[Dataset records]
-------------------------
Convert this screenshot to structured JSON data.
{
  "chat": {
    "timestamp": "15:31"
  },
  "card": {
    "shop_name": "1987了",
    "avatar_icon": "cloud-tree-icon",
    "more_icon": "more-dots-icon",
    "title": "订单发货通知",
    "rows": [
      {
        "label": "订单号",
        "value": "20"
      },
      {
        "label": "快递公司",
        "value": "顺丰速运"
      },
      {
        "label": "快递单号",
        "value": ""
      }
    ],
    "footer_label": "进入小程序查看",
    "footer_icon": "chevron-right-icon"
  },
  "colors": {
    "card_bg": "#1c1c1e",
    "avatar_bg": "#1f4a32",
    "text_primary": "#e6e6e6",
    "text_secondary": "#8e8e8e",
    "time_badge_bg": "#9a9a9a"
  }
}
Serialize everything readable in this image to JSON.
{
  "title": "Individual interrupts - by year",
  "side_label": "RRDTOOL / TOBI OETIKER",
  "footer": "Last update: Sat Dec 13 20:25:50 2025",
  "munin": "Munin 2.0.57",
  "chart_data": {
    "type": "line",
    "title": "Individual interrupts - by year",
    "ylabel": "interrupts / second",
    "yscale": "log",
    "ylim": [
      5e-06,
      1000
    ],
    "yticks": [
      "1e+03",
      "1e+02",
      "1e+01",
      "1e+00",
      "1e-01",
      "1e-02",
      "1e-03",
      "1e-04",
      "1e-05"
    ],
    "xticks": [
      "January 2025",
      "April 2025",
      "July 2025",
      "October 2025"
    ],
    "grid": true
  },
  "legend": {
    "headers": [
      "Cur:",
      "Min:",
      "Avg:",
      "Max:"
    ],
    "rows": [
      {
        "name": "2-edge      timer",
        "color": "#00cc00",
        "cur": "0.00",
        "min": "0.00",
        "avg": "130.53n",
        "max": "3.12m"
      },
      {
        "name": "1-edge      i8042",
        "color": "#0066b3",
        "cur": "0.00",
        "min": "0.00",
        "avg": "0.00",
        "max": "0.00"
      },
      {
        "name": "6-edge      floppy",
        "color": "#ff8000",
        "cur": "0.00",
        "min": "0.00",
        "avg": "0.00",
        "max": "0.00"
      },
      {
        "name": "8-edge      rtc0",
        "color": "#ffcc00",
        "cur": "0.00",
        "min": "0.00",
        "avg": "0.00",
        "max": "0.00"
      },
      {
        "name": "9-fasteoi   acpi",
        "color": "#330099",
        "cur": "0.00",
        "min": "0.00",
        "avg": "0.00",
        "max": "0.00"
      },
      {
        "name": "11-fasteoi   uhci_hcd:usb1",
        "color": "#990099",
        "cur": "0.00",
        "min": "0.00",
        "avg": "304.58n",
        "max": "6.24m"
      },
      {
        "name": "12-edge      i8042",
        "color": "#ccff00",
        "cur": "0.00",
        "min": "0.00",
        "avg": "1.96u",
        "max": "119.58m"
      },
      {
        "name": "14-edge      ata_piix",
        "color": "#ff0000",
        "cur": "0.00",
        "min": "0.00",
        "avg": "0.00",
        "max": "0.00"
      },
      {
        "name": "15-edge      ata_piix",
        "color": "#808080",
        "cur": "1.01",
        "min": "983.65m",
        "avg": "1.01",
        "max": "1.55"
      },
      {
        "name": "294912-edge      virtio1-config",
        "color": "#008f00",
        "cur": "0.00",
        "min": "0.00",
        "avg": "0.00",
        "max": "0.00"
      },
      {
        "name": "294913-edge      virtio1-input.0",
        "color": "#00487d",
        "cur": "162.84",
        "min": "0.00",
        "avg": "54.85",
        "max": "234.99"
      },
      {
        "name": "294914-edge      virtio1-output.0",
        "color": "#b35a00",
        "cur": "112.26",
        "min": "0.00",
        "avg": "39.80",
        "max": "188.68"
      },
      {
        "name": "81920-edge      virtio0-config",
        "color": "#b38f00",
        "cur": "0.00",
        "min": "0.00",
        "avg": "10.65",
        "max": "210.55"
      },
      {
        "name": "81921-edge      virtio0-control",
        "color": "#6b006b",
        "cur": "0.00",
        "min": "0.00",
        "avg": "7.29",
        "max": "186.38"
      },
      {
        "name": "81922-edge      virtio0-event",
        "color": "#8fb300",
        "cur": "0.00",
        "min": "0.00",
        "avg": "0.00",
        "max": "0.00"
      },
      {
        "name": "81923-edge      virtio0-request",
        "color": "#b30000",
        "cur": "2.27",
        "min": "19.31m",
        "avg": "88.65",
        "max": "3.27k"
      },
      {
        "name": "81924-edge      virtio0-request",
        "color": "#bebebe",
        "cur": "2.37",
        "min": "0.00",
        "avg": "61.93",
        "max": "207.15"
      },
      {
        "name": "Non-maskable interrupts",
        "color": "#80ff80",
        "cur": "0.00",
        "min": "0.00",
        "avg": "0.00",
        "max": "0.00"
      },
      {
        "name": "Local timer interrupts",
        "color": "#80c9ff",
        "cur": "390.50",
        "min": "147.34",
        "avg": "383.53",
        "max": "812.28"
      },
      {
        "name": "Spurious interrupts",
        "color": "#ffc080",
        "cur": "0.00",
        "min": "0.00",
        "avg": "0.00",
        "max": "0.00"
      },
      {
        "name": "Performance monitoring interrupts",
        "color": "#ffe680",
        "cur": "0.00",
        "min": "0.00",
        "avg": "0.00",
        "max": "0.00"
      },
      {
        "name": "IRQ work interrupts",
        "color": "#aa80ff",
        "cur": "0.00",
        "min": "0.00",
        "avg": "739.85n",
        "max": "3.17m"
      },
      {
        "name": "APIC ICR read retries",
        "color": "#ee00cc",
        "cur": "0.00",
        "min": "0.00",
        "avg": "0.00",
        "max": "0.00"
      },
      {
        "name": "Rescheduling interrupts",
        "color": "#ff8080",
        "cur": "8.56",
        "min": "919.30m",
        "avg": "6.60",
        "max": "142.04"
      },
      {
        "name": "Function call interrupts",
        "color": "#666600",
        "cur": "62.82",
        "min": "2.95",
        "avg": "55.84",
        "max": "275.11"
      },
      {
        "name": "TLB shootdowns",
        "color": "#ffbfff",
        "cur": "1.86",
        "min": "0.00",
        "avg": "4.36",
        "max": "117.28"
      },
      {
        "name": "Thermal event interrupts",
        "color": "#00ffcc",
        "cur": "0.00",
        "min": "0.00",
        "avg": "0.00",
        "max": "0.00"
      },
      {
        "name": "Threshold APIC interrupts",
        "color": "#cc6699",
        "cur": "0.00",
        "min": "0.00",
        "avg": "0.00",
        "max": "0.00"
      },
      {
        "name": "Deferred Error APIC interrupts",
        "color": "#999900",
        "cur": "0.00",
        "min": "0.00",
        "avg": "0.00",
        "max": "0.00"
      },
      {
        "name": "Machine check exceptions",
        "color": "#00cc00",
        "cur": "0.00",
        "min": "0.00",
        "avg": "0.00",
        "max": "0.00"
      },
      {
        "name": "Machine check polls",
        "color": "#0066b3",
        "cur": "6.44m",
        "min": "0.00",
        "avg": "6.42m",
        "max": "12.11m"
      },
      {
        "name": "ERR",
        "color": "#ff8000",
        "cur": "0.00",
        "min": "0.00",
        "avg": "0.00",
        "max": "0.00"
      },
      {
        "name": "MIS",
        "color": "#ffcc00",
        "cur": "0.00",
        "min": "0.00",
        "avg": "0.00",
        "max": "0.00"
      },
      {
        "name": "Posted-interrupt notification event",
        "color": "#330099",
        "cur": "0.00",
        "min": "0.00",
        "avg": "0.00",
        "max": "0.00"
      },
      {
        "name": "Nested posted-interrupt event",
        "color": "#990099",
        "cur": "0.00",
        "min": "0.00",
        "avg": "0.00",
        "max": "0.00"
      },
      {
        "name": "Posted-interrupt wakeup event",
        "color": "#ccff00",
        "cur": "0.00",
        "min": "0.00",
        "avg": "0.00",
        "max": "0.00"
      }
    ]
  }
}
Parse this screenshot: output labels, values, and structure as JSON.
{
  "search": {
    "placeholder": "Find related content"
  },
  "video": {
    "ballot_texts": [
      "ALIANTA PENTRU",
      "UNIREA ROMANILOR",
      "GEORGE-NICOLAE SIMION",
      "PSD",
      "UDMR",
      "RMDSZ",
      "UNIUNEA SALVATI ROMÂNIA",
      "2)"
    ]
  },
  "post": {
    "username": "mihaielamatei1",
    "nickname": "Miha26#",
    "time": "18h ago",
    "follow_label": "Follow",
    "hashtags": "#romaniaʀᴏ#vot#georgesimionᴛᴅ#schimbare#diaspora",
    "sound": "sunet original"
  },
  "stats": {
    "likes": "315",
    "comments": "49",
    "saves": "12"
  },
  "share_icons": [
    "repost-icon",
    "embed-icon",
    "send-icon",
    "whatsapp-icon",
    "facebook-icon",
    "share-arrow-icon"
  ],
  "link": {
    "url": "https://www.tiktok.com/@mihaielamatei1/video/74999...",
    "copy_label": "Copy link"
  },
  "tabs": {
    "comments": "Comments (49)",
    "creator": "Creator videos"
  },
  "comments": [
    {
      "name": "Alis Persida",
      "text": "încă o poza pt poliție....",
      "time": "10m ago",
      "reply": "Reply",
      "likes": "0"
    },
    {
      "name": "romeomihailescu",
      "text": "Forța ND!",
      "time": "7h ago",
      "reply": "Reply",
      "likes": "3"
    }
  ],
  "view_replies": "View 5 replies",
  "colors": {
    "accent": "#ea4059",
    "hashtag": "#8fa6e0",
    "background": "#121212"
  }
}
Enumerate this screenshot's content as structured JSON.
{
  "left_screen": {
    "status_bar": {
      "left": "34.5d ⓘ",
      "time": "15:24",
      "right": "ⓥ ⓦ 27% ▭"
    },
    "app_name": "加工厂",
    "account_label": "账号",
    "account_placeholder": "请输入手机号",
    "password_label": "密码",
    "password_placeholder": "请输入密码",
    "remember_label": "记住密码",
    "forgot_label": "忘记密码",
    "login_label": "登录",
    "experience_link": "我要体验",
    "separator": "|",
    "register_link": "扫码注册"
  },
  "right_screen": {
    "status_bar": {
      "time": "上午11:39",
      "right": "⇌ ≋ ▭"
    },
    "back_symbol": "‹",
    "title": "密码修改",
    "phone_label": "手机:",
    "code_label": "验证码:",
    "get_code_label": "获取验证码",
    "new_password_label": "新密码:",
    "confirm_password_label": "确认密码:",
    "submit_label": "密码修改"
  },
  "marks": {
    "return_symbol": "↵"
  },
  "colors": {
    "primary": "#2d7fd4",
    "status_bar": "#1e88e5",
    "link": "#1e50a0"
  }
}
-------------------------
TO DO: Collect the complete line wherever the string "content" appears in the records.

IN RESPONSE:
    "placeholder": "Find related content"
Enumerate this screenshot's content as structured JSON.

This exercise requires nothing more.